Records from a collection of figures:

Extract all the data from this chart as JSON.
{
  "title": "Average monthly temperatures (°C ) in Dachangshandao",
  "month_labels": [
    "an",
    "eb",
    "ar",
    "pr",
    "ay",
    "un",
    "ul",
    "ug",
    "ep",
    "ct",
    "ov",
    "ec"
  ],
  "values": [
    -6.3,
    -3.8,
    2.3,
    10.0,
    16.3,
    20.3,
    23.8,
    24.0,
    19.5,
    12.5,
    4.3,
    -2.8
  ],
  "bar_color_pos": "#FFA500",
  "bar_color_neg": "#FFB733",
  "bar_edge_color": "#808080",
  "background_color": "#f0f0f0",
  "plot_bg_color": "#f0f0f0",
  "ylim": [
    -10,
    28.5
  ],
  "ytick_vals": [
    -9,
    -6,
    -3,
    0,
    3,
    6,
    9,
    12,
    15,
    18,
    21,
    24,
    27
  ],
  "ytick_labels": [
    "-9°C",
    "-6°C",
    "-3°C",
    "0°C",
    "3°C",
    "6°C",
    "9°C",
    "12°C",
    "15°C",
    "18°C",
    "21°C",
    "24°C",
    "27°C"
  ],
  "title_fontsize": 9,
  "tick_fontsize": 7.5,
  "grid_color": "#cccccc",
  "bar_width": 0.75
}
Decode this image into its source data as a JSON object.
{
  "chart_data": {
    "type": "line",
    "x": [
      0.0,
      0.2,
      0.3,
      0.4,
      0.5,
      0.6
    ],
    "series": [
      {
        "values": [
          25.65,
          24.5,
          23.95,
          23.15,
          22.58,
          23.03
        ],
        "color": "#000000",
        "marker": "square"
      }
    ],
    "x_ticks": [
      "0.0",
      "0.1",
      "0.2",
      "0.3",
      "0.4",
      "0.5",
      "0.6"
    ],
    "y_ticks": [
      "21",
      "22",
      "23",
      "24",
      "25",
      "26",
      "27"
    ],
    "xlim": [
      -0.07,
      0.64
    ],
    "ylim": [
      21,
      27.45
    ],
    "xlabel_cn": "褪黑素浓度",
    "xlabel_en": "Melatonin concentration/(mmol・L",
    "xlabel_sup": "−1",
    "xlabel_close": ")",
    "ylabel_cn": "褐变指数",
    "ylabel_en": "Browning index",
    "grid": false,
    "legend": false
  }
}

__Direction__. Quote exactly what appears from the line containing "Decode this image" through the final line of the listing above, including both of those lines.

__Exercise result__.
Decode this image into its source data as a JSON object.
{
  "chart_data": {
    "type": "line",
    "x": [
      0.0,
      0.2,
      0.3,
      0.4,
      0.5,
      0.6
    ],
    "series": [
      {
        "values": [
          25.65,
          24.5,
          23.95,
          23.15,
          22.58,
          23.03
        ],
        "color": "#000000",
        "marker": "square"
      }
    ],
    "x_ticks": [
      "0.0",
      "0.1",
      "0.2",
      "0.3",
      "0.4",
      "0.5",
      "0.6"
    ],
    "y_ticks": [
      "21",
      "22",
      "23",
      "24",
      "25",
      "26",
      "27"
    ],
    "xlim": [
      -0.07,
      0.64
    ],
    "ylim": [
      21,
      27.45
    ],
    "xlabel_cn": "褪黑素浓度",
    "xlabel_en": "Melatonin concentration/(mmol・L",
    "xlabel_sup": "−1",
    "xlabel_close": ")",
    "ylabel_cn": "褐变指数",
    "ylabel_en": "Browning index",
    "grid": false,
    "legend": false
  }
}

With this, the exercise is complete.